▸ **EXERCISE GOAL**
Below is a listing to transcribe in full and exactly; keep the pictures out.

## begin MATERIALS PROVIDED

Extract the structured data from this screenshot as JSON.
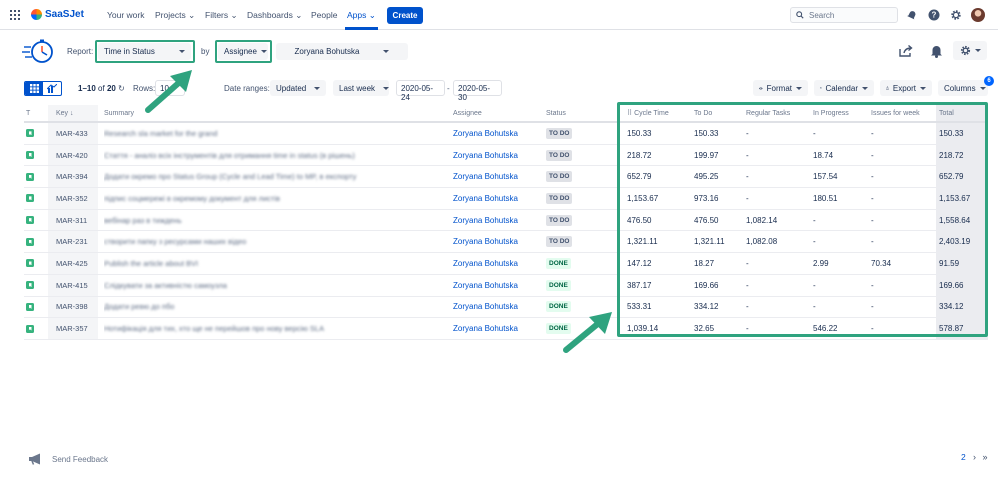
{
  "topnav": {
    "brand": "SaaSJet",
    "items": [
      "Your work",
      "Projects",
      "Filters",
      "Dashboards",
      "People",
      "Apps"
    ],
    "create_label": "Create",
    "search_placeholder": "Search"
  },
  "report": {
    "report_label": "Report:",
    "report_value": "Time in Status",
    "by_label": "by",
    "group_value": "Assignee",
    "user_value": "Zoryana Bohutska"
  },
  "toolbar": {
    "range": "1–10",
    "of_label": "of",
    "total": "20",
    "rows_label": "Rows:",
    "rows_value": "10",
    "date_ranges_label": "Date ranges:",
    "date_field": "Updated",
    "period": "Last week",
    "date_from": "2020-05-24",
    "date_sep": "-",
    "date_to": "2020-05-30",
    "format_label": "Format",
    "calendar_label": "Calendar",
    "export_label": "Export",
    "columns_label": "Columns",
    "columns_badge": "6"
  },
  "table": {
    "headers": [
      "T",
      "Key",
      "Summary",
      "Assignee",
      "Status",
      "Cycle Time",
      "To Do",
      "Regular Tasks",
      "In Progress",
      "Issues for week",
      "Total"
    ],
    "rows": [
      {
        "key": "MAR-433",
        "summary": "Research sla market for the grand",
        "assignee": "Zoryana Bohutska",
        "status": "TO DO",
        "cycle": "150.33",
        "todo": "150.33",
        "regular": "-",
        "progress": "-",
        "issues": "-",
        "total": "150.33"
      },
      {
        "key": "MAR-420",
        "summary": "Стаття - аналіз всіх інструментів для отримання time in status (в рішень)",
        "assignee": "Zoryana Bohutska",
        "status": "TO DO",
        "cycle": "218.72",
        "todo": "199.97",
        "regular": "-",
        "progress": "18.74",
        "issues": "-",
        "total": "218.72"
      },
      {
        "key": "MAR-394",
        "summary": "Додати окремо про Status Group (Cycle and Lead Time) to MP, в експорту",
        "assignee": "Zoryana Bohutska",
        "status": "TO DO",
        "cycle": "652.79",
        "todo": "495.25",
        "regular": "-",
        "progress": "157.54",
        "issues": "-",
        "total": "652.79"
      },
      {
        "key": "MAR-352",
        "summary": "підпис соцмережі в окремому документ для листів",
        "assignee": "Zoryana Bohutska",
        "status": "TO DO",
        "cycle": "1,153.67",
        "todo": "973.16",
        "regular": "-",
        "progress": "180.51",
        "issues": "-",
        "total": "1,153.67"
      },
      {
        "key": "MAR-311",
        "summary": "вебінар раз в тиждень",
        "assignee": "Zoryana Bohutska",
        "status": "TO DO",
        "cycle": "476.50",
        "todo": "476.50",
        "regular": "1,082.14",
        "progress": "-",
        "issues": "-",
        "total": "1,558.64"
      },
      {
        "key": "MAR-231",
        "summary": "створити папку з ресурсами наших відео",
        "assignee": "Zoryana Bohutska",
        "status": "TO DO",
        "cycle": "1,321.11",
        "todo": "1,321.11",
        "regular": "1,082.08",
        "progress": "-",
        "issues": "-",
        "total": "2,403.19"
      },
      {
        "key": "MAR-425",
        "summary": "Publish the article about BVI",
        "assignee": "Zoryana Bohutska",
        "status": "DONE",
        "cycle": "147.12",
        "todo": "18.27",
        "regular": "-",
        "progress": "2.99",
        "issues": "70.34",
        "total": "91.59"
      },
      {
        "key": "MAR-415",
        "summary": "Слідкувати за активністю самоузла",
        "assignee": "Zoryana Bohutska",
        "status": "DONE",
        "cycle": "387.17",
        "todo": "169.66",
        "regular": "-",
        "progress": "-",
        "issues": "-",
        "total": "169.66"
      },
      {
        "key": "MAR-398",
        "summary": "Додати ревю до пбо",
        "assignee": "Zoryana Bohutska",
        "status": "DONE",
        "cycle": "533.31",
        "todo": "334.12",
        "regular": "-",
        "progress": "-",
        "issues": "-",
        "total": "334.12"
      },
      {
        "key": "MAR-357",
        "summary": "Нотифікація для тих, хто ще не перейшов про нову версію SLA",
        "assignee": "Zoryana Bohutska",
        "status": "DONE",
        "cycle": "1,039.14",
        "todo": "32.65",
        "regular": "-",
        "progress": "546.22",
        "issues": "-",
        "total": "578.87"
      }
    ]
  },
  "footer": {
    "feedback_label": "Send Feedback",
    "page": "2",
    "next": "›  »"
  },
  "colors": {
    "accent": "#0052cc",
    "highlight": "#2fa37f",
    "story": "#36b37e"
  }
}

## end MATERIALS PROVIDED

▸ **ANSWER TO THIS EXERCISE**
Extract the structured data from this screenshot as JSON.
{
  "topnav": {
    "brand": "SaaSJet",
    "items": [
      "Your work",
      "Projects",
      "Filters",
      "Dashboards",
      "People",
      "Apps"
    ],
    "create_label": "Create",
    "search_placeholder": "Search"
  },
  "report": {
    "report_label": "Report:",
    "report_value": "Time in Status",
    "by_label": "by",
    "group_value": "Assignee",
    "user_value": "Zoryana Bohutska"
  },
  "toolbar": {
    "range": "1–10",
    "of_label": "of",
    "total": "20",
    "rows_label": "Rows:",
    "rows_value": "10",
    "date_ranges_label": "Date ranges:",
    "date_field": "Updated",
    "period": "Last week",
    "date_from": "2020-05-24",
    "date_sep": "-",
    "date_to": "2020-05-30",
    "format_label": "Format",
    "calendar_label": "Calendar",
    "export_label": "Export",
    "columns_label": "Columns",
    "columns_badge": "6"
  },
  "table": {
    "headers": [
      "T",
      "Key",
      "Summary",
      "Assignee",
      "Status",
      "Cycle Time",
      "To Do",
      "Regular Tasks",
      "In Progress",
      "Issues for week",
      "Total"
    ],
    "rows": [
      {
        "key": "MAR-433",
        "summary": "Research sla market for the grand",
        "assignee": "Zoryana Bohutska",
        "status": "TO DO",
        "cycle": "150.33",
        "todo": "150.33",
        "regular": "-",
        "progress": "-",
        "issues": "-",
        "total": "150.33"
      },
      {
        "key": "MAR-420",
        "summary": "Стаття - аналіз всіх інструментів для отримання time in status (в рішень)",
        "assignee": "Zoryana Bohutska",
        "status": "TO DO",
        "cycle": "218.72",
        "todo": "199.97",
        "regular": "-",
        "progress": "18.74",
        "issues": "-",
        "total": "218.72"
      },
      {
        "key": "MAR-394",
        "summary": "Додати окремо про Status Group (Cycle and Lead Time) to MP, в експорту",
        "assignee": "Zoryana Bohutska",
        "status": "TO DO",
        "cycle": "652.79",
        "todo": "495.25",
        "regular": "-",
        "progress": "157.54",
        "issues": "-",
        "total": "652.79"
      },
      {
        "key": "MAR-352",
        "summary": "підпис соцмережі в окремому документ для листів",
        "assignee": "Zoryana Bohutska",
        "status": "TO DO",
        "cycle": "1,153.67",
        "todo": "973.16",
        "regular": "-",
        "progress": "180.51",
        "issues": "-",
        "total": "1,153.67"
      },
      {
        "key": "MAR-311",
        "summary": "вебінар раз в тиждень",
        "assignee": "Zoryana Bohutska",
        "status": "TO DO",
        "cycle": "476.50",
        "todo": "476.50",
        "regular": "1,082.14",
        "progress": "-",
        "issues": "-",
        "total": "1,558.64"
      },
      {
        "key": "MAR-231",
        "summary": "створити папку з ресурсами наших відео",
        "assignee": "Zoryana Bohutska",
        "status": "TO DO",
        "cycle": "1,321.11",
        "todo": "1,321.11",
        "regular": "1,082.08",
        "progress": "-",
        "issues": "-",
        "total": "2,403.19"
      },
      {
        "key": "MAR-425",
        "summary": "Publish the article about BVI",
        "assignee": "Zoryana Bohutska",
        "status": "DONE",
        "cycle": "147.12",
        "todo": "18.27",
        "regular": "-",
        "progress": "2.99",
        "issues": "70.34",
        "total": "91.59"
      },
      {
        "key": "MAR-415",
        "summary": "Слідкувати за активністю самоузла",
        "assignee": "Zoryana Bohutska",
        "status": "DONE",
        "cycle": "387.17",
        "todo": "169.66",
        "regular": "-",
        "progress": "-",
        "issues": "-",
        "total": "169.66"
      },
      {
        "key": "MAR-398",
        "summary": "Додати ревю до пбо",
        "assignee": "Zoryana Bohutska",
        "status": "DONE",
        "cycle": "533.31",
        "todo": "334.12",
        "regular": "-",
        "progress": "-",
        "issues": "-",
        "total": "334.12"
      },
      {
        "key": "MAR-357",
        "summary": "Нотифікація для тих, хто ще не перейшов про нову версію SLA",
        "assignee": "Zoryana Bohutska",
        "status": "DONE",
        "cycle": "1,039.14",
        "todo": "32.65",
        "regular": "-",
        "progress": "546.22",
        "issues": "-",
        "total": "578.87"
      }
    ]
  },
  "footer": {
    "feedback_label": "Send Feedback",
    "page": "2",
    "next": "›  »"
  },
  "colors": {
    "accent": "#0052cc",
    "highlight": "#2fa37f",
    "story": "#36b37e"
  }
}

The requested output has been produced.